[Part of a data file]
## START
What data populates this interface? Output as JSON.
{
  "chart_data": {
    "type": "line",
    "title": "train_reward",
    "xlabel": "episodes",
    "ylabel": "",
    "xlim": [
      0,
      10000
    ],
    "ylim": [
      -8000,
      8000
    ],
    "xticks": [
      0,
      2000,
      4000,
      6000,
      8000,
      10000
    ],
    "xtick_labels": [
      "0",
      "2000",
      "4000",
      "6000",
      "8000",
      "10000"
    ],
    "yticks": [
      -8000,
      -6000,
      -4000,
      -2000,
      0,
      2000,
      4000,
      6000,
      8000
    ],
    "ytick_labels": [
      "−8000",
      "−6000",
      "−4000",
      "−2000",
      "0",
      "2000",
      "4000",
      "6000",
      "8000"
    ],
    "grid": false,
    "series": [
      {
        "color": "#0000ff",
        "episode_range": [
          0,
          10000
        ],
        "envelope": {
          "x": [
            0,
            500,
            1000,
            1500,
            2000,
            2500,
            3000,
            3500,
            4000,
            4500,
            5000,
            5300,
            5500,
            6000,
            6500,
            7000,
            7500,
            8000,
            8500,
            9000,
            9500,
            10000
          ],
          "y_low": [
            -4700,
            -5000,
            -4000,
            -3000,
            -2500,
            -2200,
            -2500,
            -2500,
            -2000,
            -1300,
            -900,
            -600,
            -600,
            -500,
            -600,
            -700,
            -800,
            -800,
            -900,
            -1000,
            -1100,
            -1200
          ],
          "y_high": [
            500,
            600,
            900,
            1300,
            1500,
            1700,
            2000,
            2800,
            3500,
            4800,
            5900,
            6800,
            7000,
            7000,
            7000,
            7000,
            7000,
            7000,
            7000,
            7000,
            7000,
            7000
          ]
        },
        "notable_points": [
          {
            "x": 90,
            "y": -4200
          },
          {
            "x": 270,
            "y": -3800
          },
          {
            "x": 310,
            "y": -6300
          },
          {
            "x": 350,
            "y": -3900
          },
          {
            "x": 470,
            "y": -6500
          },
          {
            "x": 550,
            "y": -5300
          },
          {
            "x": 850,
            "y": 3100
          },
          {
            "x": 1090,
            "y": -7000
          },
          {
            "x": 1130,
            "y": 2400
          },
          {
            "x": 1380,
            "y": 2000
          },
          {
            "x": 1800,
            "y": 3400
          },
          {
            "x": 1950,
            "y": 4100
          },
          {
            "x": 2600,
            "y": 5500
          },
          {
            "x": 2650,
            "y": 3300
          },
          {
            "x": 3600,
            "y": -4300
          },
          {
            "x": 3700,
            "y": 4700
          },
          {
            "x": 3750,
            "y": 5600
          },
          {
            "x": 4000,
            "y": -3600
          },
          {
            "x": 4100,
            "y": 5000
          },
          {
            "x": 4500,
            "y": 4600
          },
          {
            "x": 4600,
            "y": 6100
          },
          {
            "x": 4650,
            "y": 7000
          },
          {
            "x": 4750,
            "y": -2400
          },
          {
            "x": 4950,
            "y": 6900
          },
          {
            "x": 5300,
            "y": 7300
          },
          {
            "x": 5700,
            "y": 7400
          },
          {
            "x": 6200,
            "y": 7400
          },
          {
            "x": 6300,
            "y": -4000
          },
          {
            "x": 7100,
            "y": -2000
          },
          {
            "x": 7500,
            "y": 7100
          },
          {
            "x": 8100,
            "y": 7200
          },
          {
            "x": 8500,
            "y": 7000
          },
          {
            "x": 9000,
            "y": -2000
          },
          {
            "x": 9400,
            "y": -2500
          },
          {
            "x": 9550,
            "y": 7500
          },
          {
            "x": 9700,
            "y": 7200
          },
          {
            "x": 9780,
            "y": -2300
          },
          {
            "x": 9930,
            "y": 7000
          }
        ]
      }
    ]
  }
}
## END
→ WRITTEN EXERCISE:
Quote the entire listing above exactly.

→ ANSWER TO THE PROBLEM:
What data populates this interface? Output as JSON.
{
  "chart_data": {
    "type": "line",
    "title": "train_reward",
    "xlabel": "episodes",
    "ylabel": "",
    "xlim": [
      0,
      10000
    ],
    "ylim": [
      -8000,
      8000
    ],
    "xticks": [
      0,
      2000,
      4000,
      6000,
      8000,
      10000
    ],
    "xtick_labels": [
      "0",
      "2000",
      "4000",
      "6000",
      "8000",
      "10000"
    ],
    "yticks": [
      -8000,
      -6000,
      -4000,
      -2000,
      0,
      2000,
      4000,
      6000,
      8000
    ],
    "ytick_labels": [
      "−8000",
      "−6000",
      "−4000",
      "−2000",
      "0",
      "2000",
      "4000",
      "6000",
      "8000"
    ],
    "grid": false,
    "series": [
      {
        "color": "#0000ff",
        "episode_range": [
          0,
          10000
        ],
        "envelope": {
          "x": [
            0,
            500,
            1000,
            1500,
            2000,
            2500,
            3000,
            3500,
            4000,
            4500,
            5000,
            5300,
            5500,
            6000,
            6500,
            7000,
            7500,
            8000,
            8500,
            9000,
            9500,
            10000
          ],
          "y_low": [
            -4700,
            -5000,
            -4000,
            -3000,
            -2500,
            -2200,
            -2500,
            -2500,
            -2000,
            -1300,
            -900,
            -600,
            -600,
            -500,
            -600,
            -700,
            -800,
            -800,
            -900,
            -1000,
            -1100,
            -1200
          ],
          "y_high": [
            500,
            600,
            900,
            1300,
            1500,
            1700,
            2000,
            2800,
            3500,
            4800,
            5900,
            6800,
            7000,
            7000,
            7000,
            7000,
            7000,
            7000,
            7000,
            7000,
            7000,
            7000
          ]
        },
        "notable_points": [
          {
            "x": 90,
            "y": -4200
          },
          {
            "x": 270,
            "y": -3800
          },
          {
            "x": 310,
            "y": -6300
          },
          {
            "x": 350,
            "y": -3900
          },
          {
            "x": 470,
            "y": -6500
          },
          {
            "x": 550,
            "y": -5300
          },
          {
            "x": 850,
            "y": 3100
          },
          {
            "x": 1090,
            "y": -7000
          },
          {
            "x": 1130,
            "y": 2400
          },
          {
            "x": 1380,
            "y": 2000
          },
          {
            "x": 1800,
            "y": 3400
          },
          {
            "x": 1950,
            "y": 4100
          },
          {
            "x": 2600,
            "y": 5500
          },
          {
            "x": 2650,
            "y": 3300
          },
          {
            "x": 3600,
            "y": -4300
          },
          {
            "x": 3700,
            "y": 4700
          },
          {
            "x": 3750,
            "y": 5600
          },
          {
            "x": 4000,
            "y": -3600
          },
          {
            "x": 4100,
            "y": 5000
          },
          {
            "x": 4500,
            "y": 4600
          },
          {
            "x": 4600,
            "y": 6100
          },
          {
            "x": 4650,
            "y": 7000
          },
          {
            "x": 4750,
            "y": -2400
          },
          {
            "x": 4950,
            "y": 6900
          },
          {
            "x": 5300,
            "y": 7300
          },
          {
            "x": 5700,
            "y": 7400
          },
          {
            "x": 6200,
            "y": 7400
          },
          {
            "x": 6300,
            "y": -4000
          },
          {
            "x": 7100,
            "y": -2000
          },
          {
            "x": 7500,
            "y": 7100
          },
          {
            "x": 8100,
            "y": 7200
          },
          {
            "x": 8500,
            "y": 7000
          },
          {
            "x": 9000,
            "y": -2000
          },
          {
            "x": 9400,
            "y": -2500
          },
          {
            "x": 9550,
            "y": 7500
          },
          {
            "x": 9700,
            "y": 7200
          },
          {
            "x": 9780,
            "y": -2300
          },
          {
            "x": 9930,
            "y": 7000
          }
        ]
      }
    ]
  }
}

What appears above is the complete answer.